__WORK INSTRUCTIONS__
Write out all of the data exactly as it appears.

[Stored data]
• • • • •

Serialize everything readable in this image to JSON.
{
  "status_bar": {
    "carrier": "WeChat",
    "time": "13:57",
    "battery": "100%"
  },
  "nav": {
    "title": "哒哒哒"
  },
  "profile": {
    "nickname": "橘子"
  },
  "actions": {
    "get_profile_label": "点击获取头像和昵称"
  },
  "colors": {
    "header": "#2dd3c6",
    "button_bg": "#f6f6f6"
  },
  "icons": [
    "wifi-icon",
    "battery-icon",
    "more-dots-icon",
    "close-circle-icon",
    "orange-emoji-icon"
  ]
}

• • • • •

__EXERCISE ANSWER__
Serialize everything readable in this image to JSON.
{
  "status_bar": {
    "carrier": "WeChat",
    "time": "13:57",
    "battery": "100%"
  },
  "nav": {
    "title": "哒哒哒"
  },
  "profile": {
    "nickname": "橘子"
  },
  "actions": {
    "get_profile_label": "点击获取头像和昵称"
  },
  "colors": {
    "header": "#2dd3c6",
    "button_bg": "#f6f6f6"
  },
  "icons": [
    "wifi-icon",
    "battery-icon",
    "more-dots-icon",
    "close-circle-icon",
    "orange-emoji-icon"
  ]
}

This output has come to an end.